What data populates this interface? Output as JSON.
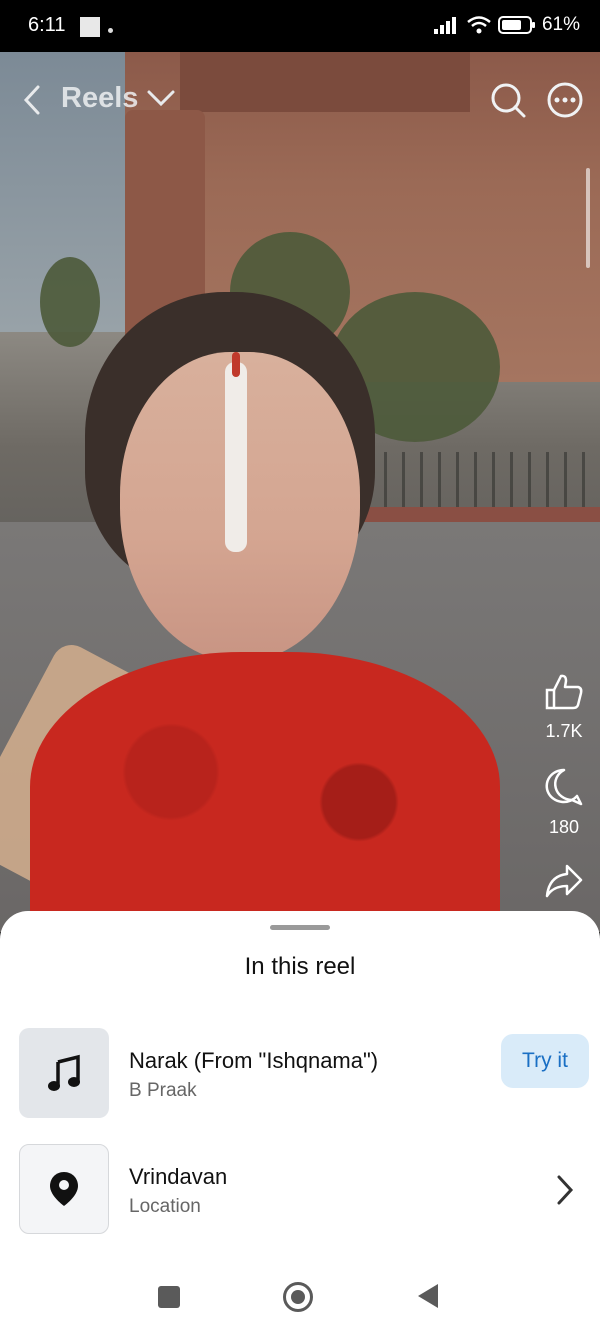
{
  "status_bar": {
    "time": "6:11",
    "battery": "61%"
  },
  "header": {
    "title": "Reels"
  },
  "rail": {
    "likes": "1.7K",
    "comments": "180"
  },
  "sheet": {
    "title": "In this reel",
    "items": [
      {
        "title": "Narak (From \"Ishqnama\")",
        "subtitle": "B Praak",
        "action": "Try it",
        "icon": "music-note-icon"
      },
      {
        "title": "Vrindavan",
        "subtitle": "Location",
        "icon": "location-pin-icon"
      }
    ]
  },
  "colors": {
    "accent": "#1a6fc4",
    "try_bg": "#d9ebf9"
  }
}
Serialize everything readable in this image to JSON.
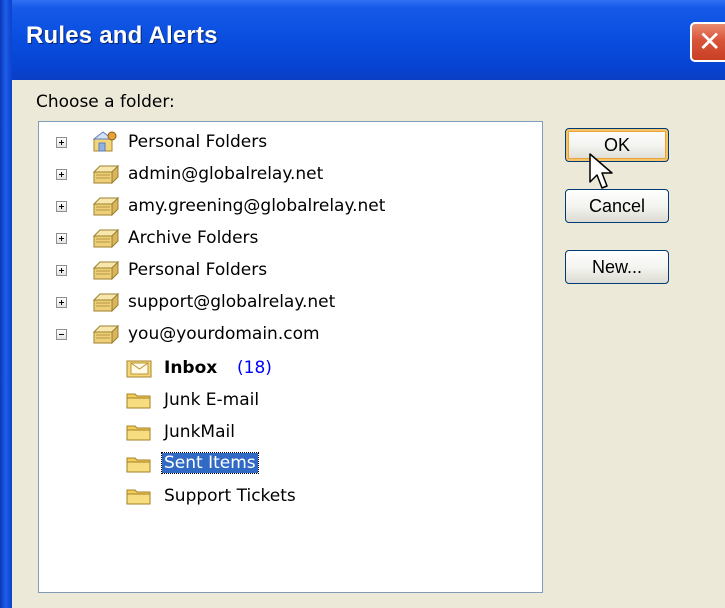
{
  "window": {
    "title": "Rules and Alerts",
    "close_glyph": "✕"
  },
  "prompt": "Choose a folder:",
  "tree": {
    "items": [
      {
        "label": "Personal Folders",
        "icon": "personal-folders-icon",
        "expander": "plus"
      },
      {
        "label": "admin@globalrelay.net",
        "icon": "mailbox-icon",
        "expander": "plus"
      },
      {
        "label": "amy.greening@globalrelay.net",
        "icon": "mailbox-icon",
        "expander": "plus"
      },
      {
        "label": "Archive Folders",
        "icon": "mailbox-icon",
        "expander": "plus"
      },
      {
        "label": "Personal Folders",
        "icon": "mailbox-icon",
        "expander": "plus"
      },
      {
        "label": "support@globalrelay.net",
        "icon": "mailbox-icon",
        "expander": "plus"
      },
      {
        "label": "you@yourdomain.com",
        "icon": "mailbox-icon",
        "expander": "minus"
      },
      {
        "label": "Inbox",
        "count": "(18)",
        "icon": "inbox-icon"
      },
      {
        "label": "Junk E-mail",
        "icon": "folder-icon"
      },
      {
        "label": "JunkMail",
        "icon": "folder-icon"
      },
      {
        "label": "Sent Items",
        "icon": "folder-icon",
        "selected": true
      },
      {
        "label": "Support Tickets",
        "icon": "folder-icon"
      }
    ]
  },
  "buttons": {
    "ok": "OK",
    "cancel": "Cancel",
    "new": "New..."
  },
  "colors": {
    "titlebar": "#0a4fe0",
    "dialog_bg": "#ece9d8",
    "selection": "#316ac5",
    "unread_count": "#0000ff"
  }
}
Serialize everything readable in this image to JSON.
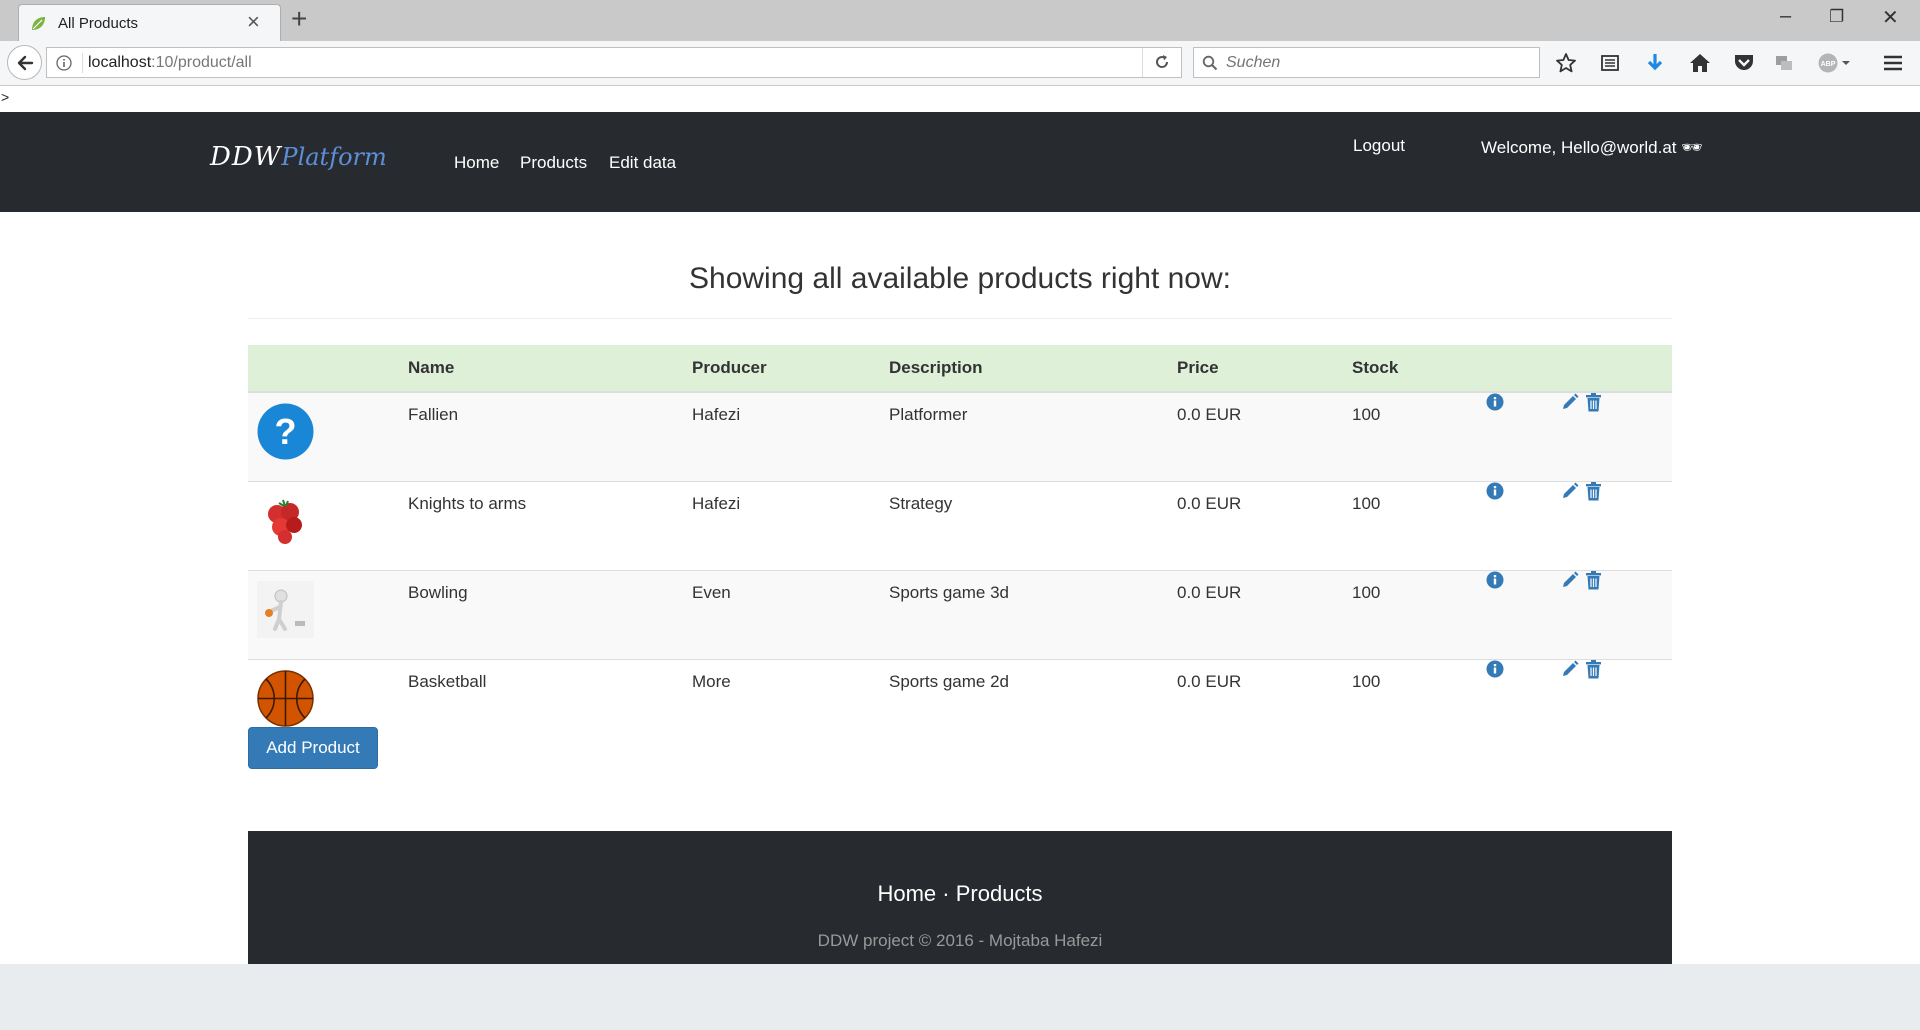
{
  "browser": {
    "tab_title": "All Products",
    "url_host": "localhost",
    "url_path": ":10/product/all",
    "search_placeholder": "Suchen",
    "prompt_text": ">"
  },
  "site": {
    "logo_part1": "DDW",
    "logo_part2": "Platform",
    "nav": [
      "Home",
      "Products",
      "Edit data"
    ],
    "logout": "Logout",
    "welcome": "Welcome, Hello@world.at 🕶"
  },
  "main": {
    "heading": "Showing all available products right now:",
    "columns": [
      "",
      "Name",
      "Producer",
      "Description",
      "Price",
      "Stock",
      "",
      ""
    ],
    "products": [
      {
        "icon": "question-mark-icon",
        "name": "Fallien",
        "producer": "Hafezi",
        "description": "Platformer",
        "price": "0.0 EUR",
        "stock": "100"
      },
      {
        "icon": "tomatoes-icon",
        "name": "Knights to arms",
        "producer": "Hafezi",
        "description": "Strategy",
        "price": "0.0 EUR",
        "stock": "100"
      },
      {
        "icon": "bowling-figure-icon",
        "name": "Bowling",
        "producer": "Even",
        "description": "Sports game 3d",
        "price": "0.0 EUR",
        "stock": "100"
      },
      {
        "icon": "basketball-icon",
        "name": "Basketball",
        "producer": "More",
        "description": "Sports game 2d",
        "price": "0.0 EUR",
        "stock": "100"
      }
    ],
    "add_button": "Add Product"
  },
  "footer": {
    "link_home": "Home",
    "separator": "·",
    "link_products": "Products",
    "copyright": "DDW project © 2016 - Mojtaba Hafezi"
  },
  "colors": {
    "navbar": "#272b30",
    "table_header": "#dff0d8",
    "primary": "#337ab7",
    "page_bottom": "#e9ecef"
  }
}
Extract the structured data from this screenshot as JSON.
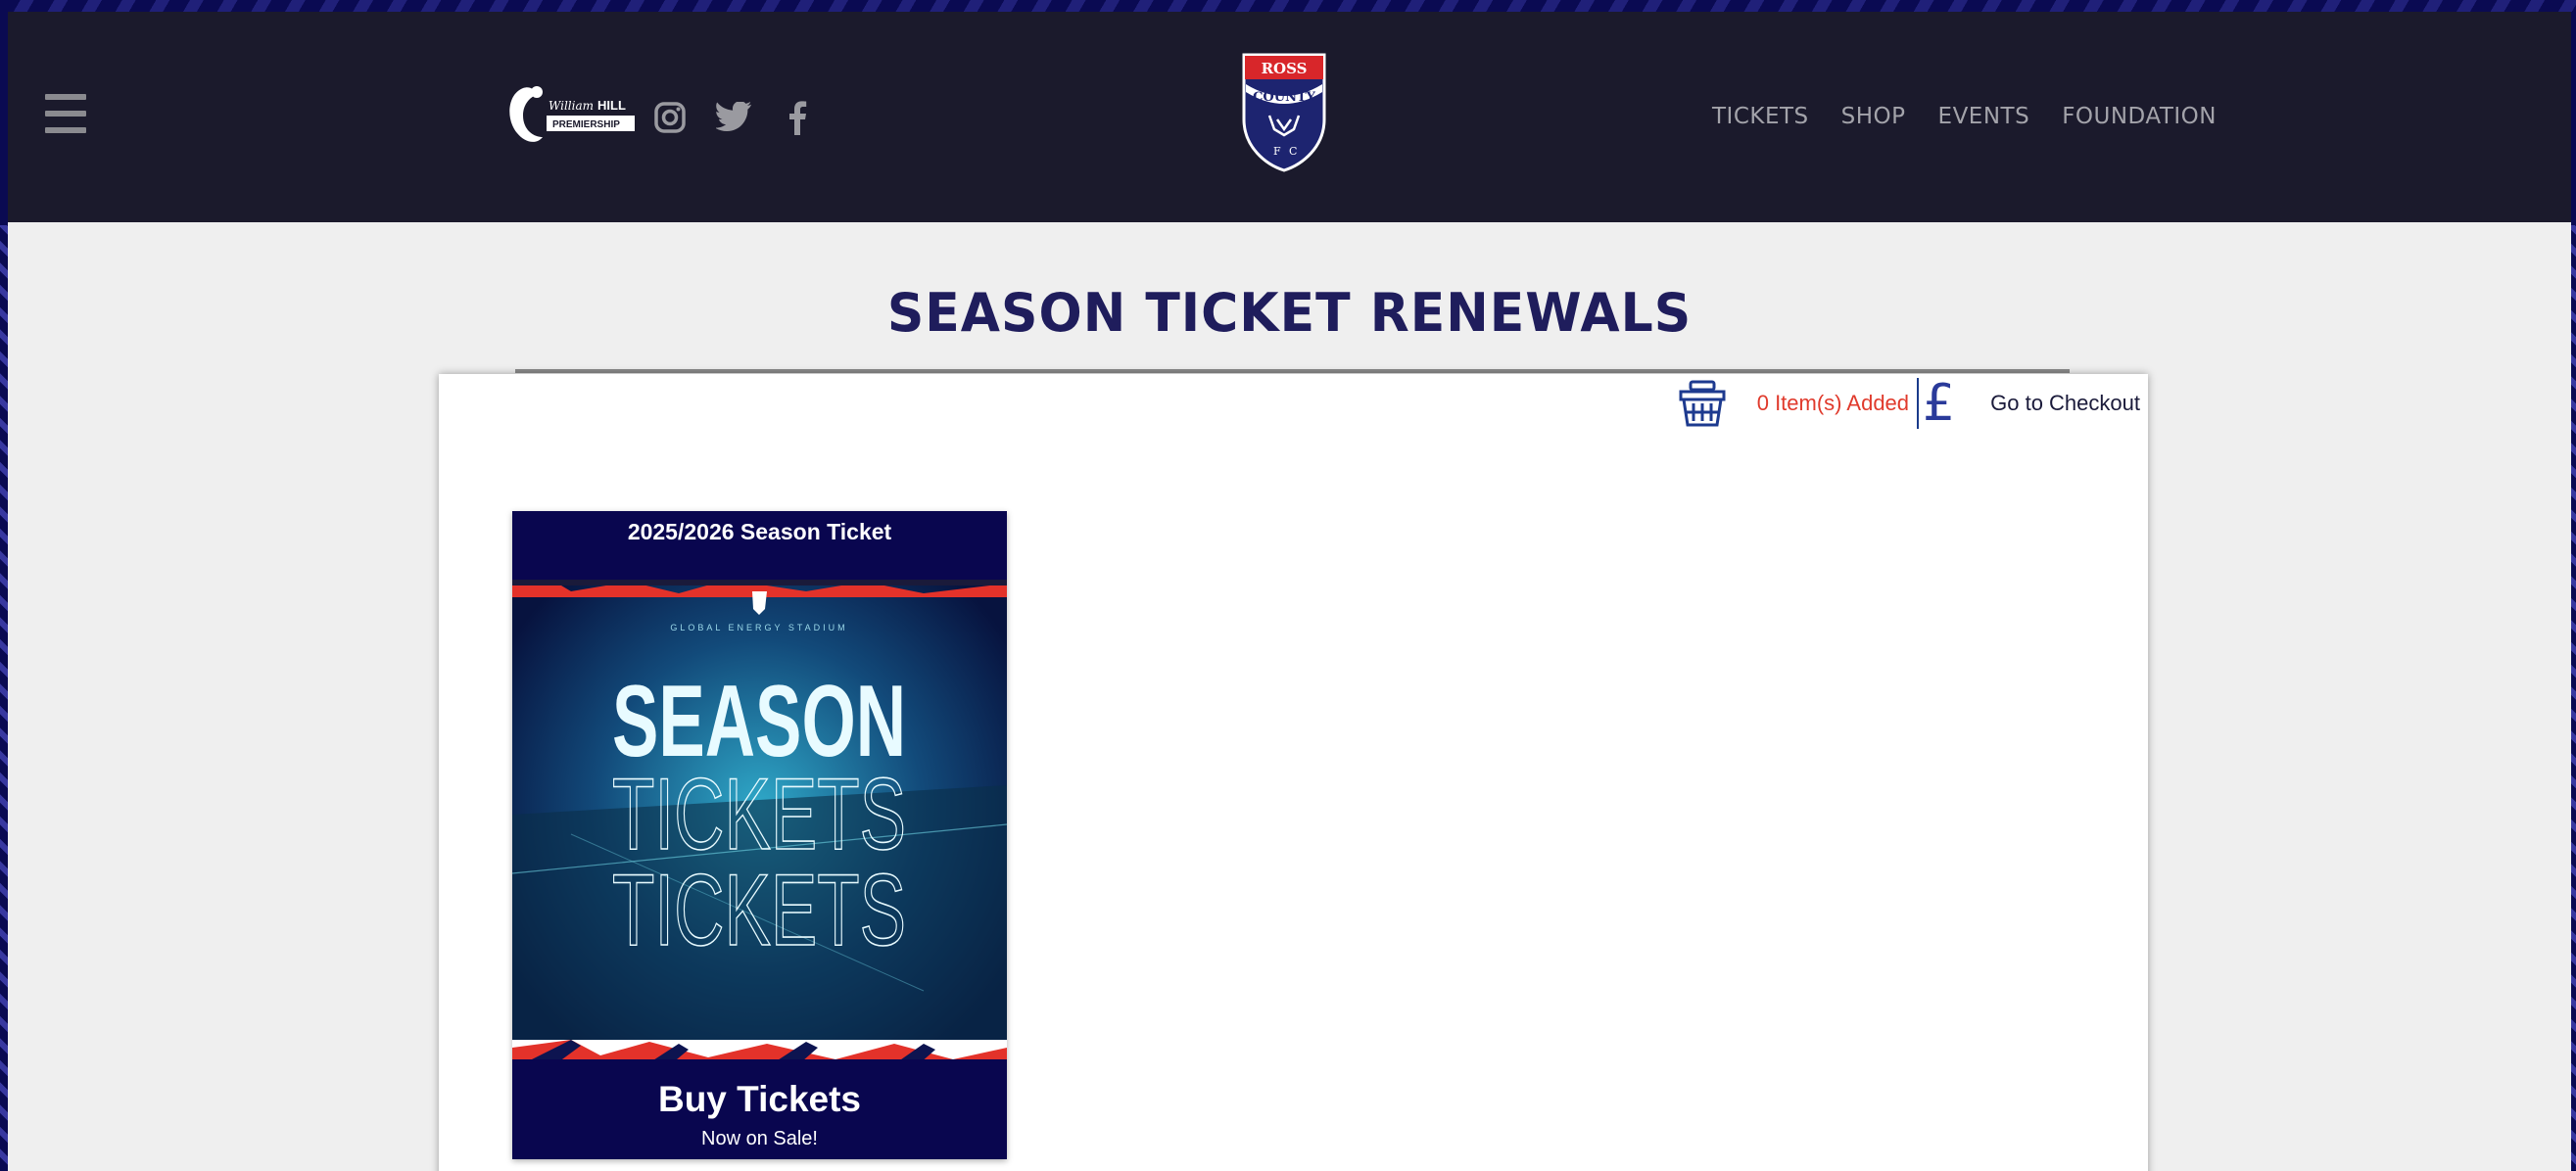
{
  "header": {
    "nav_items": [
      "TICKETS",
      "SHOP",
      "EVENTS",
      "FOUNDATION"
    ],
    "league_logo_text": "William HILL PREMIERSHIP",
    "crest_text": "ROSS COUNTY F.C."
  },
  "page": {
    "title": "SEASON TICKET RENEWALS"
  },
  "cart": {
    "items_added": "0 Item(s) Added",
    "currency_symbol": "£",
    "checkout_label": "Go to Checkout"
  },
  "product": {
    "title": "2025/2026 Season Ticket",
    "image_stadium": "GLOBAL ENERGY STADIUM",
    "image_line1": "SEASON",
    "image_line2": "TICKETS",
    "image_line3": "TICKETS",
    "buy_label": "Buy Tickets",
    "sale_label": "Now on Sale!"
  },
  "colors": {
    "header_bg": "#1b1a2c",
    "title": "#1f1d5c",
    "card_bg": "#09064f",
    "cart_red": "#e03a2c",
    "accent_red": "#e3322a"
  },
  "icons": [
    "hamburger-menu-icon",
    "instagram-icon",
    "twitter-icon",
    "facebook-icon",
    "basket-icon",
    "pound-icon"
  ]
}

++++++++

Problem details —
Write out the data precisely as given, excluding the pictures.

Final result —
What data populates this interface? Output as JSON.
{
  "status_bar": {
    "time": "6:11",
    "battery": "61%"
  },
  "header": {
    "title": "Reels"
  },
  "rail": {
    "likes": "1.7K",
    "comments": "180"
  },
  "sheet": {
    "title": "In this reel",
    "items": [
      {
        "title": "Narak (From \"Ishqnama\")",
        "subtitle": "B Praak",
        "action": "Try it",
        "icon": "music-note-icon"
      },
      {
        "title": "Vrindavan",
        "subtitle": "Location",
        "icon": "location-pin-icon"
      }
    ]
  },
  "colors": {
    "accent": "#1a6fc4",
    "try_bg": "#d9ebf9"
  }
}
Serialize everything readable in this image to JSON.
{
  "window": {
    "title": "Rules and Alerts",
    "close_glyph": "✕"
  },
  "prompt": "Choose a folder:",
  "tree": {
    "items": [
      {
        "label": "Personal Folders",
        "icon": "personal-folders-icon",
        "expander": "plus"
      },
      {
        "label": "admin@globalrelay.net",
        "icon": "mailbox-icon",
        "expander": "plus"
      },
      {
        "label": "amy.greening@globalrelay.net",
        "icon": "mailbox-icon",
        "expander": "plus"
      },
      {
        "label": "Archive Folders",
        "icon": "mailbox-icon",
        "expander": "plus"
      },
      {
        "label": "Personal Folders",
        "icon": "mailbox-icon",
        "expander": "plus"
      },
      {
        "label": "support@globalrelay.net",
        "icon": "mailbox-icon",
        "expander": "plus"
      },
      {
        "label": "you@yourdomain.com",
        "icon": "mailbox-icon",
        "expander": "minus"
      },
      {
        "label": "Inbox",
        "count": "(18)",
        "icon": "inbox-icon"
      },
      {
        "label": "Junk E-mail",
        "icon": "folder-icon"
      },
      {
        "label": "JunkMail",
        "icon": "folder-icon"
      },
      {
        "label": "Sent Items",
        "icon": "folder-icon",
        "selected": true
      },
      {
        "label": "Support Tickets",
        "icon": "folder-icon"
      }
    ]
  },
  "buttons": {
    "ok": "OK",
    "cancel": "Cancel",
    "new": "New..."
  },
  "colors": {
    "titlebar": "#0a4fe0",
    "dialog_bg": "#ece9d8",
    "selection": "#316ac5",
    "unread_count": "#0000ff"
  }
}
Serialize everything readable in this image to JSON.
{
  "browser": {
    "tab_title": "All Products",
    "url_host": "localhost",
    "url_path": ":10/product/all",
    "search_placeholder": "Suchen",
    "prompt_text": ">"
  },
  "site": {
    "logo_part1": "DDW",
    "logo_part2": "Platform",
    "nav": [
      "Home",
      "Products",
      "Edit data"
    ],
    "logout": "Logout",
    "welcome": "Welcome, Hello@world.at 🕶"
  },
  "main": {
    "heading": "Showing all available products right now:",
    "columns": [
      "",
      "Name",
      "Producer",
      "Description",
      "Price",
      "Stock",
      "",
      ""
    ],
    "products": [
      {
        "icon": "question-mark-icon",
        "name": "Fallien",
        "producer": "Hafezi",
        "description": "Platformer",
        "price": "0.0 EUR",
        "stock": "100"
      },
      {
        "icon": "tomatoes-icon",
        "name": "Knights to arms",
        "producer": "Hafezi",
        "description": "Strategy",
        "price": "0.0 EUR",
        "stock": "100"
      },
      {
        "icon": "bowling-figure-icon",
        "name": "Bowling",
        "producer": "Even",
        "description": "Sports game 3d",
        "price": "0.0 EUR",
        "stock": "100"
      },
      {
        "icon": "basketball-icon",
        "name": "Basketball",
        "producer": "More",
        "description": "Sports game 2d",
        "price": "0.0 EUR",
        "stock": "100"
      }
    ],
    "add_button": "Add Product"
  },
  "footer": {
    "link_home": "Home",
    "separator": "·",
    "link_products": "Products",
    "copyright": "DDW project © 2016 - Mojtaba Hafezi"
  },
  "colors": {
    "navbar": "#272b30",
    "table_header": "#dff0d8",
    "primary": "#337ab7",
    "page_bottom": "#e9ecef"
  }
}
Extract the structured data from this screenshot as JSON.
{
  "header": {
    "nav_items": [
      "TICKETS",
      "SHOP",
      "EVENTS",
      "FOUNDATION"
    ],
    "league_logo_text": "William HILL PREMIERSHIP",
    "crest_text": "ROSS COUNTY F.C."
  },
  "page": {
    "title": "SEASON TICKET RENEWALS"
  },
  "cart": {
    "items_added": "0 Item(s) Added",
    "currency_symbol": "£",
    "checkout_label": "Go to Checkout"
  },
  "product": {
    "title": "2025/2026 Season Ticket",
    "image_stadium": "GLOBAL ENERGY STADIUM",
    "image_line1": "SEASON",
    "image_line2": "TICKETS",
    "image_line3": "TICKETS",
    "buy_label": "Buy Tickets",
    "sale_label": "Now on Sale!"
  },
  "colors": {
    "header_bg": "#1b1a2c",
    "title": "#1f1d5c",
    "card_bg": "#09064f",
    "cart_red": "#e03a2c",
    "accent_red": "#e3322a"
  },
  "icons": [
    "hamburger-menu-icon",
    "instagram-icon",
    "twitter-icon",
    "facebook-icon",
    "basket-icon",
    "pound-icon"
  ]
}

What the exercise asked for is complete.